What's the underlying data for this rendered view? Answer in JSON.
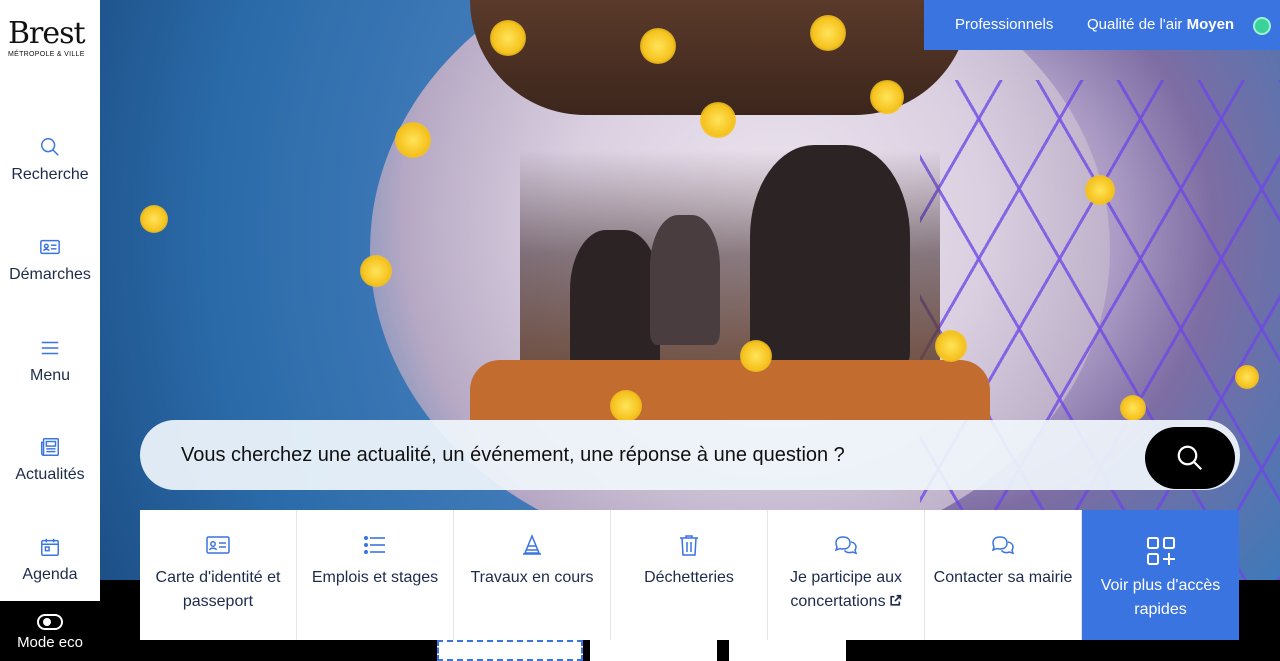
{
  "logo": {
    "brand": "Brest",
    "subtitle": "MÉTROPOLE & VILLE"
  },
  "sidebar": {
    "items": [
      {
        "label": "Recherche",
        "icon": "search-icon"
      },
      {
        "label": "Démarches",
        "icon": "id-card-icon"
      },
      {
        "label": "Menu",
        "icon": "menu-icon"
      },
      {
        "label": "Actualités",
        "icon": "newspaper-icon"
      },
      {
        "label": "Agenda",
        "icon": "calendar-icon"
      }
    ],
    "mode_eco": "Mode eco"
  },
  "topbar": {
    "professionnels": "Professionnels",
    "air_label": "Qualité de l'air",
    "air_value": "Moyen",
    "air_color": "#39d39a"
  },
  "search": {
    "placeholder": "Vous cherchez une actualité, un événement, une réponse à une question ?"
  },
  "quick_access": [
    {
      "label": "Carte d'identité et passeport",
      "icon": "id-card-icon"
    },
    {
      "label": "Emplois et stages",
      "icon": "list-icon"
    },
    {
      "label": "Travaux en cours",
      "icon": "roadwork-icon"
    },
    {
      "label": "Déchetteries",
      "icon": "trash-icon"
    },
    {
      "label": "Je participe aux concertations",
      "icon": "chat-icon",
      "external": true
    },
    {
      "label": "Contacter sa mairie",
      "icon": "chat-icon"
    },
    {
      "label": "Voir plus d'accès rapides",
      "icon": "grid-plus-icon"
    }
  ],
  "colors": {
    "accent": "#3a74e0",
    "text": "#1d2b4c"
  }
}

_The task_.
All preceding records should be duplicated verbatim, images excepted.

_The response_.
What's the underlying data for this rendered view? Answer in JSON.
{
  "logo": {
    "brand": "Brest",
    "subtitle": "MÉTROPOLE & VILLE"
  },
  "sidebar": {
    "items": [
      {
        "label": "Recherche",
        "icon": "search-icon"
      },
      {
        "label": "Démarches",
        "icon": "id-card-icon"
      },
      {
        "label": "Menu",
        "icon": "menu-icon"
      },
      {
        "label": "Actualités",
        "icon": "newspaper-icon"
      },
      {
        "label": "Agenda",
        "icon": "calendar-icon"
      }
    ],
    "mode_eco": "Mode eco"
  },
  "topbar": {
    "professionnels": "Professionnels",
    "air_label": "Qualité de l'air",
    "air_value": "Moyen",
    "air_color": "#39d39a"
  },
  "search": {
    "placeholder": "Vous cherchez une actualité, un événement, une réponse à une question ?"
  },
  "quick_access": [
    {
      "label": "Carte d'identité et passeport",
      "icon": "id-card-icon"
    },
    {
      "label": "Emplois et stages",
      "icon": "list-icon"
    },
    {
      "label": "Travaux en cours",
      "icon": "roadwork-icon"
    },
    {
      "label": "Déchetteries",
      "icon": "trash-icon"
    },
    {
      "label": "Je participe aux concertations",
      "icon": "chat-icon",
      "external": true
    },
    {
      "label": "Contacter sa mairie",
      "icon": "chat-icon"
    },
    {
      "label": "Voir plus d'accès rapides",
      "icon": "grid-plus-icon"
    }
  ],
  "colors": {
    "accent": "#3a74e0",
    "text": "#1d2b4c"
  }
}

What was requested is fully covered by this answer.